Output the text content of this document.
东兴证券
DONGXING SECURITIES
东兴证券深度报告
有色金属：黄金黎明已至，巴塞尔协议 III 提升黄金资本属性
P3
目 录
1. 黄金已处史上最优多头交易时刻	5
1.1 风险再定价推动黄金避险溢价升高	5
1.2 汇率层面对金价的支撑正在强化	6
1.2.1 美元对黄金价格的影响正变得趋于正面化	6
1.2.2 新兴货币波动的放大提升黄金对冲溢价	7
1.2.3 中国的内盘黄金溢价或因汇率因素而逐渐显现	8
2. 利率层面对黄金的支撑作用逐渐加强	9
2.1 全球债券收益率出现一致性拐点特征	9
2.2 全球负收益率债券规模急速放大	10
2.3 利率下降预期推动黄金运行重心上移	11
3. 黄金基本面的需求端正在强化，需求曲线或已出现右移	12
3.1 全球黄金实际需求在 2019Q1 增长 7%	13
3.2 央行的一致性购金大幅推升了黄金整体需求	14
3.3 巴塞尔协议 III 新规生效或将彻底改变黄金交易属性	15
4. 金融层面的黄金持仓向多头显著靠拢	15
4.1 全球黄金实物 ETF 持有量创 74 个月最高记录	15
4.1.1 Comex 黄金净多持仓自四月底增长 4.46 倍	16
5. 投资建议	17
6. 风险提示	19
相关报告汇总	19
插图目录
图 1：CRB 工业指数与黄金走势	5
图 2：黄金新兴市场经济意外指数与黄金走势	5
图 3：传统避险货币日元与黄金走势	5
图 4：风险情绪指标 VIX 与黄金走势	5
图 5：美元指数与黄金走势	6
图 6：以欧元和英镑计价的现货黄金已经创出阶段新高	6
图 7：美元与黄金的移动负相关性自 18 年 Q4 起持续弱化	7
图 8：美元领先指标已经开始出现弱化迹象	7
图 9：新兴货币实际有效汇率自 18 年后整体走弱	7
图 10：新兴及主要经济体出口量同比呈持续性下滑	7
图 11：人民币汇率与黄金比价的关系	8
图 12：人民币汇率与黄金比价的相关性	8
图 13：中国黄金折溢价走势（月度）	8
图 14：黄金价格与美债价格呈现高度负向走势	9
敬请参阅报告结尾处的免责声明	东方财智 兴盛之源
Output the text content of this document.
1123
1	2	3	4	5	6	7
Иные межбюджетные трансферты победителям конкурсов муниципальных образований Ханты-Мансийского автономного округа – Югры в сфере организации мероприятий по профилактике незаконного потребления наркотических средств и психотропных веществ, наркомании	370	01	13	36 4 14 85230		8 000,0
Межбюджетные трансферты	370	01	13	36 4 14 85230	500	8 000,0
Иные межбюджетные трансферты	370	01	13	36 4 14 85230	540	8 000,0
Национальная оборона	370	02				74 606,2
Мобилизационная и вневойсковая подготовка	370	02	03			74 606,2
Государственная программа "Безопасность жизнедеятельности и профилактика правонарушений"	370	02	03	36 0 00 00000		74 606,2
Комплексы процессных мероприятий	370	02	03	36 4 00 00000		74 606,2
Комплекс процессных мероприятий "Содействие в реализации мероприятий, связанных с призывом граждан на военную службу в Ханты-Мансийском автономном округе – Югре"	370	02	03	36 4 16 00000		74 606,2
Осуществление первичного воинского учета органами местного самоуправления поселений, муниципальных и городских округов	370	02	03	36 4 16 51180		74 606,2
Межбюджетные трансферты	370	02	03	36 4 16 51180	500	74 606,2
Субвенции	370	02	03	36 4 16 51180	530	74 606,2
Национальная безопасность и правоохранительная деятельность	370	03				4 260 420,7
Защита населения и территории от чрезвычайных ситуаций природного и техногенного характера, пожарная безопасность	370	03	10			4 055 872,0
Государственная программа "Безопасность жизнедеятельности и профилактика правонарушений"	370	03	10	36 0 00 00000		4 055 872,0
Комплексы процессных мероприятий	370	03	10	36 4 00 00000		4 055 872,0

*Set problem*. Each entry above needs to be retyped exactly.

*Response*.
Output the text content of this document.
东兴证券
DONGXING SECURITIES
东兴证券深度报告
有色金属：黄金黎明已至，巴塞尔协议 III 提升黄金资本属性
P3
目 录
1. 黄金已处史上最优多头交易时刻	5
1.1 风险再定价推动黄金避险溢价升高	5
1.2 汇率层面对金价的支撑正在强化	6
1.2.1 美元对黄金价格的影响正变得趋于正面化	6
1.2.2 新兴货币波动的放大提升黄金对冲溢价	7
1.2.3 中国的内盘黄金溢价或因汇率因素而逐渐显现	8
2. 利率层面对黄金的支撑作用逐渐加强	9
2.1 全球债券收益率出现一致性拐点特征	9
2.2 全球负收益率债券规模急速放大	10
2.3 利率下降预期推动黄金运行重心上移	11
3. 黄金基本面的需求端正在强化，需求曲线或已出现右移	12
3.1 全球黄金实际需求在 2019Q1 增长 7%	13
3.2 央行的一致性购金大幅推升了黄金整体需求	14
3.3 巴塞尔协议 III 新规生效或将彻底改变黄金交易属性	15
4. 金融层面的黄金持仓向多头显著靠拢	15
4.1 全球黄金实物 ETF 持有量创 74 个月最高记录	15
4.1.1 Comex 黄金净多持仓自四月底增长 4.46 倍	16
5. 投资建议	17
6. 风险提示	19
相关报告汇总	19
插图目录
图 1：CRB 工业指数与黄金走势	5
图 2：黄金新兴市场经济意外指数与黄金走势	5
图 3：传统避险货币日元与黄金走势	5
图 4：风险情绪指标 VIX 与黄金走势	5
图 5：美元指数与黄金走势	6
图 6：以欧元和英镑计价的现货黄金已经创出阶段新高	6
图 7：美元与黄金的移动负相关性自 18 年 Q4 起持续弱化	7
图 8：美元领先指标已经开始出现弱化迹象	7
图 9：新兴货币实际有效汇率自 18 年后整体走弱	7
图 10：新兴及主要经济体出口量同比呈持续性下滑	7
图 11：人民币汇率与黄金比价的关系	8
图 12：人民币汇率与黄金比价的相关性	8
图 13：中国黄金折溢价走势（月度）	8
图 14：黄金价格与美债价格呈现高度负向走势	9
敬请参阅报告结尾处的免责声明	东方财智 兴盛之源
Output the text content of this document.
1123
1	2	3	4	5	6	7
Иные межбюджетные трансферты победителям конкурсов муниципальных образований Ханты-Мансийского автономного округа – Югры в сфере организации мероприятий по профилактике незаконного потребления наркотических средств и психотропных веществ, наркомании	370	01	13	36 4 14 85230		8 000,0
Межбюджетные трансферты	370	01	13	36 4 14 85230	500	8 000,0
Иные межбюджетные трансферты	370	01	13	36 4 14 85230	540	8 000,0
Национальная оборона	370	02				74 606,2
Мобилизационная и вневойсковая подготовка	370	02	03			74 606,2
Государственная программа "Безопасность жизнедеятельности и профилактика правонарушений"	370	02	03	36 0 00 00000		74 606,2
Комплексы процессных мероприятий	370	02	03	36 4 00 00000		74 606,2
Комплекс процессных мероприятий "Содействие в реализации мероприятий, связанных с призывом граждан на военную службу в Ханты-Мансийском автономном округе – Югре"	370	02	03	36 4 16 00000		74 606,2
Осуществление первичного воинского учета органами местного самоуправления поселений, муниципальных и городских округов	370	02	03	36 4 16 51180		74 606,2
Межбюджетные трансферты	370	02	03	36 4 16 51180	500	74 606,2
Субвенции	370	02	03	36 4 16 51180	530	74 606,2
Национальная безопасность и правоохранительная деятельность	370	03				4 260 420,7
Защита населения и территории от чрезвычайных ситуаций природного и техногенного характера, пожарная безопасность	370	03	10			4 055 872,0
Государственная программа "Безопасность жизнедеятельности и профилактика правонарушений"	370	03	10	36 0 00 00000		4 055 872,0
Комплексы процессных мероприятий	370	03	10	36 4 00 00000		4 055 872,0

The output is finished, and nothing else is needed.